> **Aim of the exercise**: Retype the passage from the court opinion on corporate tax law word for word, from "Petitioners next contend" up to and including "T.C. 27 (1956).".

> **Passage to read**:
================================

Petitioners next contend that the agreements entered into on May 20 between CAM and the WIP shareholders are "securities" as that term is used in Sec. 3517 and that, since after the May 20 transaction the WIP shareholders controlled over 80% of the stock of CAM, Sec. 351 operates to grant them either no tax liability or capital gain treatment.8 The Tax Court concluded that the agreements were not securities, citing Warren H. Brown, 27 T.C. 27 (1956).

18

Petitioners argue that the Brown decision creates an invalid distinction between an installment sales contract and other long term corporate obligations. See Bittker & Eustice, Federal Income Taxation of Corporations and Shareholders 3-55 (3d Ed. 1971); Comment, Section 351 Transfers to Controlled Corporations: The Forgotten Term-"Securities," 114 U.Pa.L.Rev. 314 (1965). We do not reach that issue, however, for even assuming arguendo that these agreements are "securities" under Sec. 351, we are convinced that the provisions of Sec. 351 are overridden by those of Sec. 304 and that, accordingly, Sec. 304 and not Sec. 351 applies to this transaction. See Henry McK. Haserot, 46 T.C. 864, 872 (1966) (Tannenwald, J.) (separate opinion).

19

In Commissioner v. Stickney, 399 F.2d 828 (6th Cir. 1968), aff'g, Henry McK. Haserot, supra, the Sixth Circuit reached a contrary result. While the statutory language and legislative history reveal that Congress did not provide for or contemplate the possible conflict between the permissive policy of Sec. 351 and the preventive policy of Sec. 304, we are convinced that our decision "best achieves the underlying legislative intent and policy and . . . more nearly reflects the manner in which Congress would have 'straightened this ruck out if they had come across it."' Haserot, supra, 46 T.C. at 878 (Tannenwald, J.). Accordingly, we decline to follow the Sixth Circuit for the reasons so cogently set forth by Judge Tannenwald.9

III.

20

Petitioners next argue that the Tax Court erred in holding that the transaction was a redemption through the use of a related corporation under Sec. 304(a)(1). They would have us hold that the "one or more persons" of Sec. 304(a)(1)(A) refers to one person plus those persons whose shares are attributed to him under Sec. 318, and that the concept of aggregate control as prescribed by Reg. Sec. 1.304-2(b)10 and applied by the Tax Court departs from the specific language and intent of the statute.

================================

(Element-and-box listings)
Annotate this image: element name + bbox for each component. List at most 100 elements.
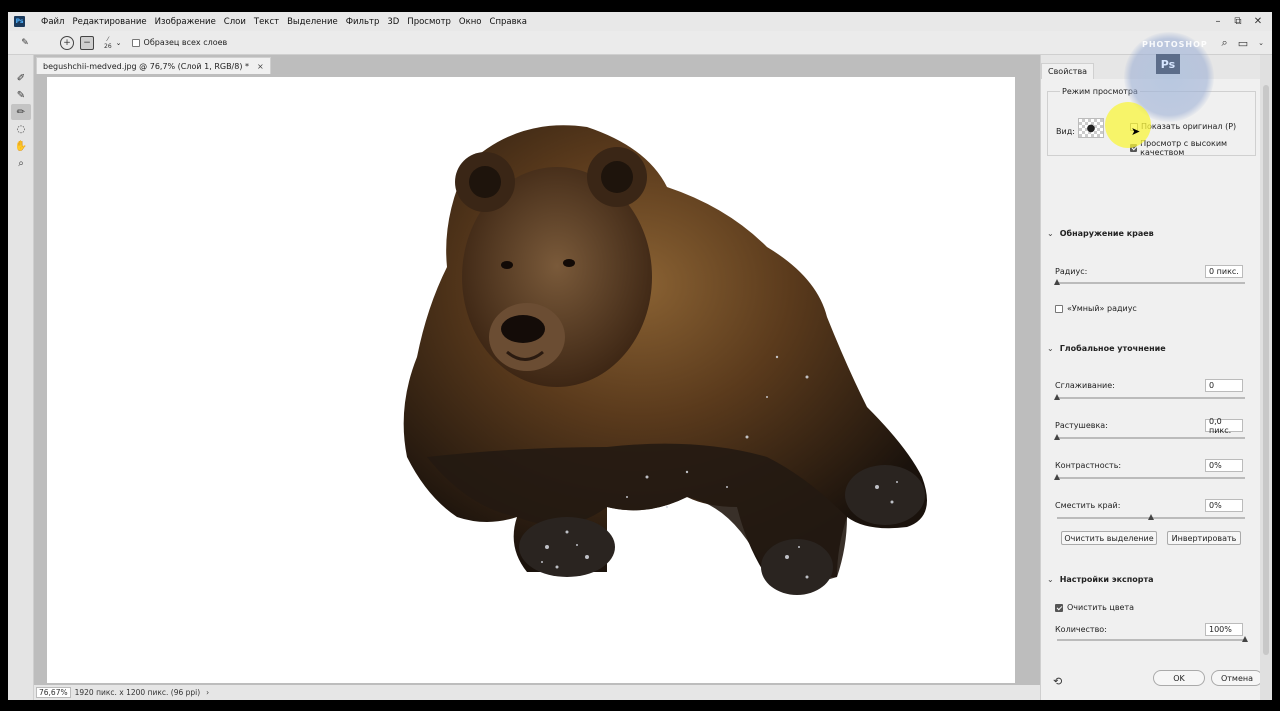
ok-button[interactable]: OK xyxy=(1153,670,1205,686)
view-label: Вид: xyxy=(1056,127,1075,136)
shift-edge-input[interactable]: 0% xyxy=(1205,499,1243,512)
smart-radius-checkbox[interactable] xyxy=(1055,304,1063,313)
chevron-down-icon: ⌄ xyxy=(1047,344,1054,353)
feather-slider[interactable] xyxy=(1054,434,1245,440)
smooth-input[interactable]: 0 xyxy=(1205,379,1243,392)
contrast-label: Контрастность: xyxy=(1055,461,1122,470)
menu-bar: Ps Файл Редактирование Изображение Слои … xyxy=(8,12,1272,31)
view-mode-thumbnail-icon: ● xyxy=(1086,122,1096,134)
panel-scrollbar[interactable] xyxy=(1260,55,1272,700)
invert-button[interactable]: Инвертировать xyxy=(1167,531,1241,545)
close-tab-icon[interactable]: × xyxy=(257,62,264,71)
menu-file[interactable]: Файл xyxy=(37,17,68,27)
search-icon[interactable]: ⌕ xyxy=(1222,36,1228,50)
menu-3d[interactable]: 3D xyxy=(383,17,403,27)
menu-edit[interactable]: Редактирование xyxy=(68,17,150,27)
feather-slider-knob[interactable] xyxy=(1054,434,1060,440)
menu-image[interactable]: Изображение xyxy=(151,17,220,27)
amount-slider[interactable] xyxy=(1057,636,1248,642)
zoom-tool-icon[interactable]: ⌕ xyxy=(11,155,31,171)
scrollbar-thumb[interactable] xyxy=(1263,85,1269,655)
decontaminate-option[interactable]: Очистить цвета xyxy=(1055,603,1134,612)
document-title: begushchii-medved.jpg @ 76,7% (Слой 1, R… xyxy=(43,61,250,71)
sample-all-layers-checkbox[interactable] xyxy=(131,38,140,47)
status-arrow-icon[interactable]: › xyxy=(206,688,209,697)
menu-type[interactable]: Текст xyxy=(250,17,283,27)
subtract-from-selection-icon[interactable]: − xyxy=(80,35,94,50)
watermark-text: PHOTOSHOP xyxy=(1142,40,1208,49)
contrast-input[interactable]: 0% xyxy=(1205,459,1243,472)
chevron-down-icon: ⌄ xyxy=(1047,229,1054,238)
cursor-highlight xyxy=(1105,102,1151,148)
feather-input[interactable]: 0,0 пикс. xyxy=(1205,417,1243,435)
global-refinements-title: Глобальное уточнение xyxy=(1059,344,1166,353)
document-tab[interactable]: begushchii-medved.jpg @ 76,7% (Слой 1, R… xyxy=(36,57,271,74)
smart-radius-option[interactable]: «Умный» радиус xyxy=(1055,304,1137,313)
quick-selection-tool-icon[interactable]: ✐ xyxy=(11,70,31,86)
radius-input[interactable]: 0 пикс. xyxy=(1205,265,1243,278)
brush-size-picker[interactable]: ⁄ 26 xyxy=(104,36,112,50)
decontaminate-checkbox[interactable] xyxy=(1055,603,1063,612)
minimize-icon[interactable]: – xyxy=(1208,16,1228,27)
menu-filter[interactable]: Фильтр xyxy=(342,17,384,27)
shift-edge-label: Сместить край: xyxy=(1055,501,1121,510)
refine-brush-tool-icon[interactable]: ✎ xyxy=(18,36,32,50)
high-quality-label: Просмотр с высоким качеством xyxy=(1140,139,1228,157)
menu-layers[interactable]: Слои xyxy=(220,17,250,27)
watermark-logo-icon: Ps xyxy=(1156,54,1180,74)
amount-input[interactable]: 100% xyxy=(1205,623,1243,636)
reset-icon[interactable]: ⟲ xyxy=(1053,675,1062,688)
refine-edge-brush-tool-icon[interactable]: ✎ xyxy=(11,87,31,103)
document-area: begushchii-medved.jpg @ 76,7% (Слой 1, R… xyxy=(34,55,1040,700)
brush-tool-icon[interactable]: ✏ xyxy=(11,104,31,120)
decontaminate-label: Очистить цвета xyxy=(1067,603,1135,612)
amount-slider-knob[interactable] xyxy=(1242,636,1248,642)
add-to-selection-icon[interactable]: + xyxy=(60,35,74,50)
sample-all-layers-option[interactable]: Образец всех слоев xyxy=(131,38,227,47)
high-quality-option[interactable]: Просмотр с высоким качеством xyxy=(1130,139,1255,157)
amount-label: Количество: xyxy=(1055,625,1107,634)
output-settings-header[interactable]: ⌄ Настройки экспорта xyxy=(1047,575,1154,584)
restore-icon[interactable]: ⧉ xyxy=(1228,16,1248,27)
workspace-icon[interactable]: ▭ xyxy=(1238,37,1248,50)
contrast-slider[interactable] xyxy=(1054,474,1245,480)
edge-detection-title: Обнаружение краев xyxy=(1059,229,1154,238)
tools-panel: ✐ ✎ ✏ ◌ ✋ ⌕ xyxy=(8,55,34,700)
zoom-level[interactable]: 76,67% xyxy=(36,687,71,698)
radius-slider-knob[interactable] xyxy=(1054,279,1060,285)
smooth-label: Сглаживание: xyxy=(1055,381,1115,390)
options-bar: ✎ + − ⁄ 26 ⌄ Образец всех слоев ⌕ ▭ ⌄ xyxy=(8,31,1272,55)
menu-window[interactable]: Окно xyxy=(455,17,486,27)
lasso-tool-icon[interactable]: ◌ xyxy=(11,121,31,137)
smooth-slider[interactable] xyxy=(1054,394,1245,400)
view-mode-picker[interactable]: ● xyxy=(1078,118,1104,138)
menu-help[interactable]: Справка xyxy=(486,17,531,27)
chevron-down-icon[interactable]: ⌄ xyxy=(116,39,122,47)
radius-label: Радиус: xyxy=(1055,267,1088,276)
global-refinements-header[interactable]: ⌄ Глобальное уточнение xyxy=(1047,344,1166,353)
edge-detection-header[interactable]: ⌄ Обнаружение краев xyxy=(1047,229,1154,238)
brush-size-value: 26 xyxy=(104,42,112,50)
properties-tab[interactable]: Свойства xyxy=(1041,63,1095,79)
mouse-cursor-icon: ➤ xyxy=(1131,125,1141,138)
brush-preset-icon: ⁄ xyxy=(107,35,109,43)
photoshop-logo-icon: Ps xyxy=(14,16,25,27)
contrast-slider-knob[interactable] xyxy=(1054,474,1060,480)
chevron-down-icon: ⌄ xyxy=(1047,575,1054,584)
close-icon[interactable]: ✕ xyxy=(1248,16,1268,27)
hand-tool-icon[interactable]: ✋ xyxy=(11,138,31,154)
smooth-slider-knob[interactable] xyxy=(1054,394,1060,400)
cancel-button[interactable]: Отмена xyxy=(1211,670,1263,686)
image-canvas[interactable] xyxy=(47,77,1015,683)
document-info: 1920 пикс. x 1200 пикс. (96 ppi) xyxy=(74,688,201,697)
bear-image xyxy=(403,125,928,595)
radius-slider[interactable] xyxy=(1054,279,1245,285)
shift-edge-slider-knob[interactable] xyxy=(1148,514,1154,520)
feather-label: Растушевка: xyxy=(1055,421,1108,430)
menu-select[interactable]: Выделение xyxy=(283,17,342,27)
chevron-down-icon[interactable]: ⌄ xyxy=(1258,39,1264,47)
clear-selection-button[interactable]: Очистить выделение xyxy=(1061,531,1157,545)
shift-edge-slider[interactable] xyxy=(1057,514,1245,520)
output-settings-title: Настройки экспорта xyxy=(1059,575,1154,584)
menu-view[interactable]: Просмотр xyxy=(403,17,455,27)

================================

> **Finished exercise**:
Petitioners next contend that the agreements entered into on May 20 between CAM and the WIP shareholders are "securities" as that term is used in Sec. 3517 and that, since after the May 20 transaction the WIP shareholders controlled over 80% of the stock of CAM, Sec. 351 operates to grant them either no tax liability or capital gain treatment.8 The Tax Court concluded that the agreements were not securities, citing Warren H. Brown, 27 T.C. 27 (1956).